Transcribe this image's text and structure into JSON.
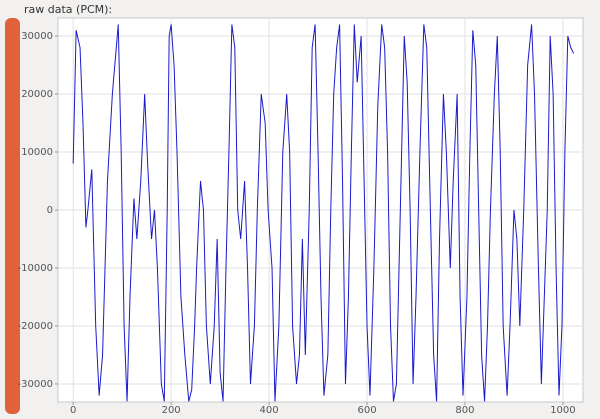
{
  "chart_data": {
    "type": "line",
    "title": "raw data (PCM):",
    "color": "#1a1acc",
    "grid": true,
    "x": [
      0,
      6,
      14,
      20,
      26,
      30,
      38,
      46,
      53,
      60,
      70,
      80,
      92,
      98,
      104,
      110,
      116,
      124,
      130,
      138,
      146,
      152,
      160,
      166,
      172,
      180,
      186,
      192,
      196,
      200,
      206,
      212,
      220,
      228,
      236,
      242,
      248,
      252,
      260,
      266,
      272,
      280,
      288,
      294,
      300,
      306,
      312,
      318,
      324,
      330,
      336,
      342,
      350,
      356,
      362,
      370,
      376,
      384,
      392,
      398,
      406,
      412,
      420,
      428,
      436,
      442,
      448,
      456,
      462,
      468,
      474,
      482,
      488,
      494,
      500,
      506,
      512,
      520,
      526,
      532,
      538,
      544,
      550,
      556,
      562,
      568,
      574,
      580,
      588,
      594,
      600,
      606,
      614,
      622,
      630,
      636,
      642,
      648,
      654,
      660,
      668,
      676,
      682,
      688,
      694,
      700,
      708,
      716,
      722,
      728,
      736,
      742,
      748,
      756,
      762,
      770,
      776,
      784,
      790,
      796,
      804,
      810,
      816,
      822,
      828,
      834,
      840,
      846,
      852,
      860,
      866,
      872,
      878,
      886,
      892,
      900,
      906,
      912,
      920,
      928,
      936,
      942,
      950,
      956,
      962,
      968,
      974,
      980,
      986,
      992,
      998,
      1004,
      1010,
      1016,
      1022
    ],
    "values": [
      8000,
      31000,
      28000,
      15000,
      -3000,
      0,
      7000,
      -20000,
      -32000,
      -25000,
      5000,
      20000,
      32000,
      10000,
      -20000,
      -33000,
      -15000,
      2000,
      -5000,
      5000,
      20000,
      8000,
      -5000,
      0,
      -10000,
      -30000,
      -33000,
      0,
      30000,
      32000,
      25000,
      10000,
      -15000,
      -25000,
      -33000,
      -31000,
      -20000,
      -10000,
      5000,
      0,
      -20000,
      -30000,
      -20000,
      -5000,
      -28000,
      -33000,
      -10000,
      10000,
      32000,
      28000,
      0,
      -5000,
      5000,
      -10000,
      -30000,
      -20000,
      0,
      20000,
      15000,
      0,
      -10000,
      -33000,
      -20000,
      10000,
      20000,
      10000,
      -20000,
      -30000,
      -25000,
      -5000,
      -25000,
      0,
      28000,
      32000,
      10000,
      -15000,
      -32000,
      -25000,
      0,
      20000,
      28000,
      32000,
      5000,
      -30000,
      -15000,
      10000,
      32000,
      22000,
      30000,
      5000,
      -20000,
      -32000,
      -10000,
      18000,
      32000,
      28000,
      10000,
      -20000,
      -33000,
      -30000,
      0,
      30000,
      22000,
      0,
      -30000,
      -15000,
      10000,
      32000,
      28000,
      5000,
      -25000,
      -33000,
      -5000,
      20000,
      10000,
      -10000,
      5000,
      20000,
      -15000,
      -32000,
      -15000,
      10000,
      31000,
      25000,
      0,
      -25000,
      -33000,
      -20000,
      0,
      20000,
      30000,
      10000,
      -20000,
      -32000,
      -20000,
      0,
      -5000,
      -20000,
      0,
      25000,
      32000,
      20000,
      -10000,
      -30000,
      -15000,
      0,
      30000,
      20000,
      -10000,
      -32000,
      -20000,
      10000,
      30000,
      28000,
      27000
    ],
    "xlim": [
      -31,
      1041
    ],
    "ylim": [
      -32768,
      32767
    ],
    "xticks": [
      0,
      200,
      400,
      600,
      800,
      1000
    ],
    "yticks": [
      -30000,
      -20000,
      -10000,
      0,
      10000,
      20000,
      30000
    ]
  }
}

☆ ☆ ☆ ☆ ☆ ☆ ☆

* _WHAT THIS TASK INVOLVES_
Give back the entries verbatim. Do not include any picture.

* _TASK RESULT_
Transcribe this image's text and structure into JSON.
{
  "chart_data": {
    "type": "line",
    "title": "raw data (PCM):",
    "color": "#1a1acc",
    "grid": true,
    "x": [
      0,
      6,
      14,
      20,
      26,
      30,
      38,
      46,
      53,
      60,
      70,
      80,
      92,
      98,
      104,
      110,
      116,
      124,
      130,
      138,
      146,
      152,
      160,
      166,
      172,
      180,
      186,
      192,
      196,
      200,
      206,
      212,
      220,
      228,
      236,
      242,
      248,
      252,
      260,
      266,
      272,
      280,
      288,
      294,
      300,
      306,
      312,
      318,
      324,
      330,
      336,
      342,
      350,
      356,
      362,
      370,
      376,
      384,
      392,
      398,
      406,
      412,
      420,
      428,
      436,
      442,
      448,
      456,
      462,
      468,
      474,
      482,
      488,
      494,
      500,
      506,
      512,
      520,
      526,
      532,
      538,
      544,
      550,
      556,
      562,
      568,
      574,
      580,
      588,
      594,
      600,
      606,
      614,
      622,
      630,
      636,
      642,
      648,
      654,
      660,
      668,
      676,
      682,
      688,
      694,
      700,
      708,
      716,
      722,
      728,
      736,
      742,
      748,
      756,
      762,
      770,
      776,
      784,
      790,
      796,
      804,
      810,
      816,
      822,
      828,
      834,
      840,
      846,
      852,
      860,
      866,
      872,
      878,
      886,
      892,
      900,
      906,
      912,
      920,
      928,
      936,
      942,
      950,
      956,
      962,
      968,
      974,
      980,
      986,
      992,
      998,
      1004,
      1010,
      1016,
      1022
    ],
    "values": [
      8000,
      31000,
      28000,
      15000,
      -3000,
      0,
      7000,
      -20000,
      -32000,
      -25000,
      5000,
      20000,
      32000,
      10000,
      -20000,
      -33000,
      -15000,
      2000,
      -5000,
      5000,
      20000,
      8000,
      -5000,
      0,
      -10000,
      -30000,
      -33000,
      0,
      30000,
      32000,
      25000,
      10000,
      -15000,
      -25000,
      -33000,
      -31000,
      -20000,
      -10000,
      5000,
      0,
      -20000,
      -30000,
      -20000,
      -5000,
      -28000,
      -33000,
      -10000,
      10000,
      32000,
      28000,
      0,
      -5000,
      5000,
      -10000,
      -30000,
      -20000,
      0,
      20000,
      15000,
      0,
      -10000,
      -33000,
      -20000,
      10000,
      20000,
      10000,
      -20000,
      -30000,
      -25000,
      -5000,
      -25000,
      0,
      28000,
      32000,
      10000,
      -15000,
      -32000,
      -25000,
      0,
      20000,
      28000,
      32000,
      5000,
      -30000,
      -15000,
      10000,
      32000,
      22000,
      30000,
      5000,
      -20000,
      -32000,
      -10000,
      18000,
      32000,
      28000,
      10000,
      -20000,
      -33000,
      -30000,
      0,
      30000,
      22000,
      0,
      -30000,
      -15000,
      10000,
      32000,
      28000,
      5000,
      -25000,
      -33000,
      -5000,
      20000,
      10000,
      -10000,
      5000,
      20000,
      -15000,
      -32000,
      -15000,
      10000,
      31000,
      25000,
      0,
      -25000,
      -33000,
      -20000,
      0,
      20000,
      30000,
      10000,
      -20000,
      -32000,
      -20000,
      0,
      -5000,
      -20000,
      0,
      25000,
      32000,
      20000,
      -10000,
      -30000,
      -15000,
      0,
      30000,
      20000,
      -10000,
      -32000,
      -20000,
      10000,
      30000,
      28000,
      27000
    ],
    "xlim": [
      -31,
      1041
    ],
    "ylim": [
      -32768,
      32767
    ],
    "xticks": [
      0,
      200,
      400,
      600,
      800,
      1000
    ],
    "yticks": [
      -30000,
      -20000,
      -10000,
      0,
      10000,
      20000,
      30000
    ]
  }
}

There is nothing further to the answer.